Given request –
Copy nothing but the text: repeat each entry exactly and drop the images.

————————

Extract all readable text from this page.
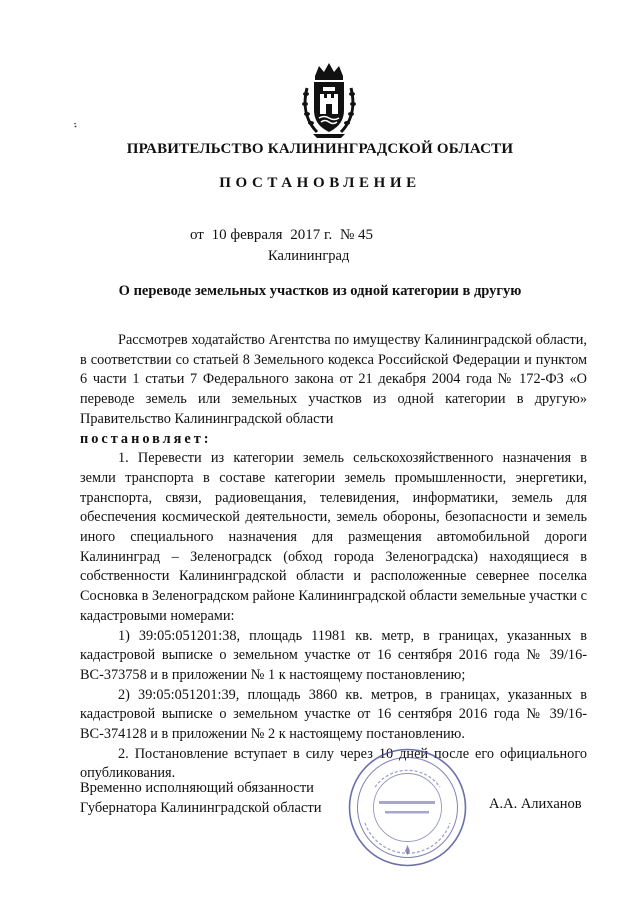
ПРАВИТЕЛЬСТВО КАЛИНИНГРАДСКОЙ ОБЛАСТИ
ПОСТАНОВЛЕНИЕ
от 10 февраля 2017 г. № 45
Калининград
О переводе земельных участков из одной категории в другую

Рассмотрев ходатайство Агентства по имуществу Калининградской области, в соответствии со статьей 8 Земельного кодекса Российской Федерации и пунктом 6 части 1 статьи 7 Федерального закона от 21 декабря 2004 года № 172-ФЗ «О переводе земель или земельных участков из одной категории в другую» Правительство Калининградской области

постановляет:

1. Перевести из категории земель сельскохозяйственного назначения в земли транспорта в составе категории земель промышленности, энергетики, транспорта, связи, радиовещания, телевидения, информатики, земель для обеспечения космической деятельности, земель обороны, безопасности и земель иного специального назначения для размещения автомобильной дороги Калининград – Зеленоградск (обход города Зеленоградска) находящиеся в собственности Калининградской области и расположенные севернее поселка Сосновка в Зеленоградском районе Калининградской области земельные участки с кадастровыми номерами:

1) 39:05:051201:38, площадь 11981 кв. метр, в границах, указанных в кадастровой выписке о земельном участке от 16 сентября 2016 года № 39/16-ВС-373758 и в приложении № 1 к настоящему постановлению;

2) 39:05:051201:39, площадь 3860 кв. метров, в границах, указанных в кадастровой выписке о земельном участке от 16 сентября 2016 года № 39/16-ВС-374128 и в приложении № 2 к настоящему постановлению.

2. Постановление вступает в силу через 10 дней после его официального опубликования.

Временно исполняющий обязанности
Губернатора Калининградской области	А.А. Алиханов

————————

Complete answer –
Extract all readable text from this page.
ПРАВИТЕЛЬСТВО КАЛИНИНГРАДСКОЙ ОБЛАСТИ
ПОСТАНОВЛЕНИЕ
от 10 февраля 2017 г. № 45
Калининград
О переводе земельных участков из одной категории в другую

Рассмотрев ходатайство Агентства по имуществу Калининградской области, в соответствии со статьей 8 Земельного кодекса Российской Федерации и пунктом 6 части 1 статьи 7 Федерального закона от 21 декабря 2004 года № 172-ФЗ «О переводе земель или земельных участков из одной категории в другую» Правительство Калининградской области

постановляет:

1. Перевести из категории земель сельскохозяйственного назначения в земли транспорта в составе категории земель промышленности, энергетики, транспорта, связи, радиовещания, телевидения, информатики, земель для обеспечения космической деятельности, земель обороны, безопасности и земель иного специального назначения для размещения автомобильной дороги Калининград – Зеленоградск (обход города Зеленоградска) находящиеся в собственности Калининградской области и расположенные севернее поселка Сосновка в Зеленоградском районе Калининградской области земельные участки с кадастровыми номерами:

1) 39:05:051201:38, площадь 11981 кв. метр, в границах, указанных в кадастровой выписке о земельном участке от 16 сентября 2016 года № 39/16-ВС-373758 и в приложении № 1 к настоящему постановлению;

2) 39:05:051201:39, площадь 3860 кв. метров, в границах, указанных в кадастровой выписке о земельном участке от 16 сентября 2016 года № 39/16-ВС-374128 и в приложении № 2 к настоящему постановлению.

2. Постановление вступает в силу через 10 дней после его официального опубликования.

Временно исполняющий обязанности
Губернатора Калининградской области	А.А. Алиханов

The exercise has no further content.